=== What needs to be done ===
In each of the records below, change "chart" to "plot" and keep everything else the same. Reproduce the records in full with that one change, leaving out the pictures.

=== Data supplied ===
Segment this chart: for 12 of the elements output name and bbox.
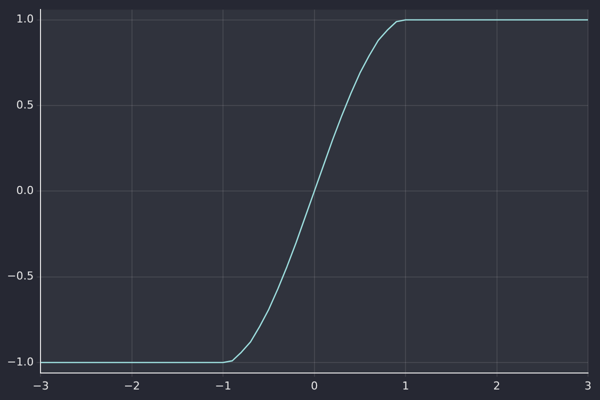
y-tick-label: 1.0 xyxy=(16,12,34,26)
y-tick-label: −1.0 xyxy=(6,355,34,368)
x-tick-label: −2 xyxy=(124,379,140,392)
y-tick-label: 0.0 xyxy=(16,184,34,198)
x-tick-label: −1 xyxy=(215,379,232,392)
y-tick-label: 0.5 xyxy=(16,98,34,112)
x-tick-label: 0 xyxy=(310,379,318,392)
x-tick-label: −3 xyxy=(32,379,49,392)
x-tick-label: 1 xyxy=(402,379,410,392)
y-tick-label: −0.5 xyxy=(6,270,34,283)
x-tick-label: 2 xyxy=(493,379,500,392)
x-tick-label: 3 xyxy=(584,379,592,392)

=== Response to this task ===
Segment this plot: for 12 of the elements output name and bbox.
y-tick-label: 1.0 xyxy=(16,12,34,26)
y-tick-label: −1.0 xyxy=(6,355,34,368)
x-tick-label: −2 xyxy=(124,379,140,392)
y-tick-label: 0.0 xyxy=(16,184,34,198)
x-tick-label: −1 xyxy=(215,379,232,392)
y-tick-label: 0.5 xyxy=(16,98,34,112)
x-tick-label: 0 xyxy=(310,379,318,392)
x-tick-label: −3 xyxy=(32,379,49,392)
x-tick-label: 1 xyxy=(402,379,410,392)
y-tick-label: −0.5 xyxy=(6,270,34,283)
x-tick-label: 2 xyxy=(493,379,500,392)
x-tick-label: 3 xyxy=(584,379,592,392)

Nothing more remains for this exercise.